▶ _GIVEN REQUEST_: Copy all lines that contain the word "パスワード失効時のアクション".

(Data entries)
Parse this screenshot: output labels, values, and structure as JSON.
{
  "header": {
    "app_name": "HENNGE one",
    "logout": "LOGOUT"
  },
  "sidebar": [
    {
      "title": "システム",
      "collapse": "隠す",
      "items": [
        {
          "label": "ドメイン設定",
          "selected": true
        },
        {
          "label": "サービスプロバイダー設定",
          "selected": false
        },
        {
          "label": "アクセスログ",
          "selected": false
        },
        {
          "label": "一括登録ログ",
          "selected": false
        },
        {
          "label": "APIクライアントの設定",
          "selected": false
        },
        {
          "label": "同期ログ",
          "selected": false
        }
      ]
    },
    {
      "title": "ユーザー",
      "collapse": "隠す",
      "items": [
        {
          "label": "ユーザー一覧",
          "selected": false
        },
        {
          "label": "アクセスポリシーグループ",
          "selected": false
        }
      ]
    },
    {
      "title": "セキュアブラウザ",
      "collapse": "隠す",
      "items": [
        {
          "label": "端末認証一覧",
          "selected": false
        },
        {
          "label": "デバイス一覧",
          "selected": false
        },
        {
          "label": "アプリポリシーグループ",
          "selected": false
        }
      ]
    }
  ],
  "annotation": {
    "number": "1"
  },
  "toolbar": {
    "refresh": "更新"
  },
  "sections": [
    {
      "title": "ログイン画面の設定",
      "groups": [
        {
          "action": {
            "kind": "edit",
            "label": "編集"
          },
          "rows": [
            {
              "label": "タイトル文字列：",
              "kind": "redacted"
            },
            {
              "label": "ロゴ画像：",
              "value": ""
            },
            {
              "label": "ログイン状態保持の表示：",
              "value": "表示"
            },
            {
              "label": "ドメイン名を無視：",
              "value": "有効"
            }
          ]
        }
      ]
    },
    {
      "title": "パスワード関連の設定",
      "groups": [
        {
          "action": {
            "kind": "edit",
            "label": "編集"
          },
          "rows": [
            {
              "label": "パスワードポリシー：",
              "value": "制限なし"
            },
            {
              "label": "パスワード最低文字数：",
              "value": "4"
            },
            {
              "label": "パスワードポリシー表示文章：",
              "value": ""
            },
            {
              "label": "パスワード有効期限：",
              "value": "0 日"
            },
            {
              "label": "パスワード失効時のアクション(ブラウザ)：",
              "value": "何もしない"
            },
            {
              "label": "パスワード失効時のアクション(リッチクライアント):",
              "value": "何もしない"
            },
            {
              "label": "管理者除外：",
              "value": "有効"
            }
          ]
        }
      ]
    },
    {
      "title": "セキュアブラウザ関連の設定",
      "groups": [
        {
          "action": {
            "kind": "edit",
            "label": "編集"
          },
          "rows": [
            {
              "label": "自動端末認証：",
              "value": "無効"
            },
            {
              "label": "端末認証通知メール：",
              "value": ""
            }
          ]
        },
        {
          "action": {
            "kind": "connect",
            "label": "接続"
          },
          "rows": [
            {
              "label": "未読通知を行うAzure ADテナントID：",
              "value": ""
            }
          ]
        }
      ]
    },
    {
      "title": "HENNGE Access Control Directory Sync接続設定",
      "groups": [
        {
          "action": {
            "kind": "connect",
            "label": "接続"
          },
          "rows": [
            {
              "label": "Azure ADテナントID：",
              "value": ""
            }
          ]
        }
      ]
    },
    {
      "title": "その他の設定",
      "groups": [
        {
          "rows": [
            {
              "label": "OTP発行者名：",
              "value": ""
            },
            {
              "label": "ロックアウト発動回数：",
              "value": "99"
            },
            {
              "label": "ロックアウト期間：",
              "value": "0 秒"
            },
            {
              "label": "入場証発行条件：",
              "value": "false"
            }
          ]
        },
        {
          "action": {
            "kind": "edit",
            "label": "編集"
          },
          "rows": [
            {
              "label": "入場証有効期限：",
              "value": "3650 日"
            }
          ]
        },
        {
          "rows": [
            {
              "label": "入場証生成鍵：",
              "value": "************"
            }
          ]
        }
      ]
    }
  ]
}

▶ _ANSWER FOR THIS EXERCISE_:
              "label": "パスワード失効時のアクション(ブラウザ)：",
              "label": "パスワード失効時のアクション(リッチクライアント):",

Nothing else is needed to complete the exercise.